**DIRECTION:**
Your task is to print all of the data word for word.

[Collected data entries]
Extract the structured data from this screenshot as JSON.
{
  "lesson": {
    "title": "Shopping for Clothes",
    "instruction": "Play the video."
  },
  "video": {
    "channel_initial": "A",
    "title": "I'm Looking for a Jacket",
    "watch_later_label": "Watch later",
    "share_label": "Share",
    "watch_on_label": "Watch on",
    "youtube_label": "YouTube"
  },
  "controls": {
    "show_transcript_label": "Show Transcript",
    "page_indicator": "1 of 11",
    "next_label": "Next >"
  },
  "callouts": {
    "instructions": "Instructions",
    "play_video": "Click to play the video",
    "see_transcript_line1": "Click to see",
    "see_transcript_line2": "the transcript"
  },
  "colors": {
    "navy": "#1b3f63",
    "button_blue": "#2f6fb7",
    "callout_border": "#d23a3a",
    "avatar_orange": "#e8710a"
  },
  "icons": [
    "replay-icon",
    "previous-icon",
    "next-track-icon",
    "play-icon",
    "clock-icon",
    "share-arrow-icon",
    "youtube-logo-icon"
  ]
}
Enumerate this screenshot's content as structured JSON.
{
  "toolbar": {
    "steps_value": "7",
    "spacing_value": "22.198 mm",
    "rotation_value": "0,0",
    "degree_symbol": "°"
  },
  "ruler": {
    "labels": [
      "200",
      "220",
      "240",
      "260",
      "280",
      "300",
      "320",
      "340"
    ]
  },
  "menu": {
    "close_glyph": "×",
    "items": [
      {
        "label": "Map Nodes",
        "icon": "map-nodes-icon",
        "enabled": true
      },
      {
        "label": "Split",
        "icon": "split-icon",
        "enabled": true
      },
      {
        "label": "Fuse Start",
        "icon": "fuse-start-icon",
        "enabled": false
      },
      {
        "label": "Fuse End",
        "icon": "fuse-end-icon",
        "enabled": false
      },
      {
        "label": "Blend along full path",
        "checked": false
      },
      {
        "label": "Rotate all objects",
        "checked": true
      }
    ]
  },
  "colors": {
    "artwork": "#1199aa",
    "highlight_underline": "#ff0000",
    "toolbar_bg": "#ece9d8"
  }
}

**TASK OUTPUT:**
Extract the structured data from this screenshot as JSON.
{
  "lesson": {
    "title": "Shopping for Clothes",
    "instruction": "Play the video."
  },
  "video": {
    "channel_initial": "A",
    "title": "I'm Looking for a Jacket",
    "watch_later_label": "Watch later",
    "share_label": "Share",
    "watch_on_label": "Watch on",
    "youtube_label": "YouTube"
  },
  "controls": {
    "show_transcript_label": "Show Transcript",
    "page_indicator": "1 of 11",
    "next_label": "Next >"
  },
  "callouts": {
    "instructions": "Instructions",
    "play_video": "Click to play the video",
    "see_transcript_line1": "Click to see",
    "see_transcript_line2": "the transcript"
  },
  "colors": {
    "navy": "#1b3f63",
    "button_blue": "#2f6fb7",
    "callout_border": "#d23a3a",
    "avatar_orange": "#e8710a"
  },
  "icons": [
    "replay-icon",
    "previous-icon",
    "next-track-icon",
    "play-icon",
    "clock-icon",
    "share-arrow-icon",
    "youtube-logo-icon"
  ]
}
Enumerate this screenshot's content as structured JSON.
{
  "toolbar": {
    "steps_value": "7",
    "spacing_value": "22.198 mm",
    "rotation_value": "0,0",
    "degree_symbol": "°"
  },
  "ruler": {
    "labels": [
      "200",
      "220",
      "240",
      "260",
      "280",
      "300",
      "320",
      "340"
    ]
  },
  "menu": {
    "close_glyph": "×",
    "items": [
      {
        "label": "Map Nodes",
        "icon": "map-nodes-icon",
        "enabled": true
      },
      {
        "label": "Split",
        "icon": "split-icon",
        "enabled": true
      },
      {
        "label": "Fuse Start",
        "icon": "fuse-start-icon",
        "enabled": false
      },
      {
        "label": "Fuse End",
        "icon": "fuse-end-icon",
        "enabled": false
      },
      {
        "label": "Blend along full path",
        "checked": false
      },
      {
        "label": "Rotate all objects",
        "checked": true
      }
    ]
  },
  "colors": {
    "artwork": "#1199aa",
    "highlight_underline": "#ff0000",
    "toolbar_bg": "#ece9d8"
  }
}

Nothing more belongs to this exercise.